=== Information given ===

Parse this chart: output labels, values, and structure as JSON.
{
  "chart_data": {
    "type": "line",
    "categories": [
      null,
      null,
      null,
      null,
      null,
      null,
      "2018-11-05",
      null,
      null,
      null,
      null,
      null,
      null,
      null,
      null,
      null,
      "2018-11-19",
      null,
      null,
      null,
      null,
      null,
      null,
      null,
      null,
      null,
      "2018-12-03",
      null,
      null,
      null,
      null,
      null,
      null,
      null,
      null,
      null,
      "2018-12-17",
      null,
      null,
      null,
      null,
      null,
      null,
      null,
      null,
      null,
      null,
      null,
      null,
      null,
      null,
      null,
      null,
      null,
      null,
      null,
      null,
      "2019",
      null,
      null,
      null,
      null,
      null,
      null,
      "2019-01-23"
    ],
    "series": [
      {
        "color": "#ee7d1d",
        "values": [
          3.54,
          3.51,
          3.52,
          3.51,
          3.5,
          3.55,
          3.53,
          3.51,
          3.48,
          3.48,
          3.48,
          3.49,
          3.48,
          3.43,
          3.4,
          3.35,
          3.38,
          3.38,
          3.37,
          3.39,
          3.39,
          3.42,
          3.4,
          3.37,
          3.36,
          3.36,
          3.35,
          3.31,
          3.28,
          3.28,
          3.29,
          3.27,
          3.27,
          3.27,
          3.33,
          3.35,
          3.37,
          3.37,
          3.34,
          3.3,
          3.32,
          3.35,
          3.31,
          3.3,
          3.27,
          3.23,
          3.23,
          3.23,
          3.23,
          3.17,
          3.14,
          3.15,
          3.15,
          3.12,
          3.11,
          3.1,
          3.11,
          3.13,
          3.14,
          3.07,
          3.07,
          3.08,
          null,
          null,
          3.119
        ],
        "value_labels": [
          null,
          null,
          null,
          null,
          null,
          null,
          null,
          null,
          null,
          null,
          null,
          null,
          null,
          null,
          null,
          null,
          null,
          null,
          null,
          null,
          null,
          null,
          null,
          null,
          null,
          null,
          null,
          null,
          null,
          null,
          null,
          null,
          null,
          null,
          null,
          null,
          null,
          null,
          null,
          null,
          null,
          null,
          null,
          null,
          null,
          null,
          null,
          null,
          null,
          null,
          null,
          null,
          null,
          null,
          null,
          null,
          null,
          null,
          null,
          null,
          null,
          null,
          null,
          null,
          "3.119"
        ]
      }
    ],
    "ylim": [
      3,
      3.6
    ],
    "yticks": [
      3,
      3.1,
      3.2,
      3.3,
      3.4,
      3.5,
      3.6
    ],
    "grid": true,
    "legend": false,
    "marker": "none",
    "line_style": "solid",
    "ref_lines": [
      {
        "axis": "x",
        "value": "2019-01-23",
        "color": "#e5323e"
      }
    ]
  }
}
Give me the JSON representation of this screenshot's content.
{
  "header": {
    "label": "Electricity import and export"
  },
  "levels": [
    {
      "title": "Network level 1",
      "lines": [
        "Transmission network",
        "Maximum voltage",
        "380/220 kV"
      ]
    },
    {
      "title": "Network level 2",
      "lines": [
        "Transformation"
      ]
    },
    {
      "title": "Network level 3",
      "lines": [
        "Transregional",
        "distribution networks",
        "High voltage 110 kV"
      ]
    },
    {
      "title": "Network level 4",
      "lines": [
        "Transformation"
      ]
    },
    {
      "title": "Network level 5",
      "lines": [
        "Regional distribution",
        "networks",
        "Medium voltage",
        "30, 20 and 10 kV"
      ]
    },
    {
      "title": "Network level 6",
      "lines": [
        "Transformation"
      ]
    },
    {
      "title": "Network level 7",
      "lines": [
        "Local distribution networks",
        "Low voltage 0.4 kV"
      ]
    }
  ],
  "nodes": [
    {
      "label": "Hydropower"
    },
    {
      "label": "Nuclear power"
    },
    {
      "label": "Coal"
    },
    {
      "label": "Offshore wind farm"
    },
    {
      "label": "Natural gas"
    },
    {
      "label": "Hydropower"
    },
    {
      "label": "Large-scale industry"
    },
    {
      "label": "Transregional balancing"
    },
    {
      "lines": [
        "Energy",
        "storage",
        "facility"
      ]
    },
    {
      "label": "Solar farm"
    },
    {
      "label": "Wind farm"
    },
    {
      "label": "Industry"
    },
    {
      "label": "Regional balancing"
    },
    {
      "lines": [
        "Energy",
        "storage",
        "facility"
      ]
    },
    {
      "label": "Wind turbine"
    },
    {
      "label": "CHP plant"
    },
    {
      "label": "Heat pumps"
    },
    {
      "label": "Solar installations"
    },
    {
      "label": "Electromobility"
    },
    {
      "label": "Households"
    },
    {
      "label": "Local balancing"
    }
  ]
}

===

Among the lines of the material above, how many include the string "networks"? Report only that number.

Exercise result:
3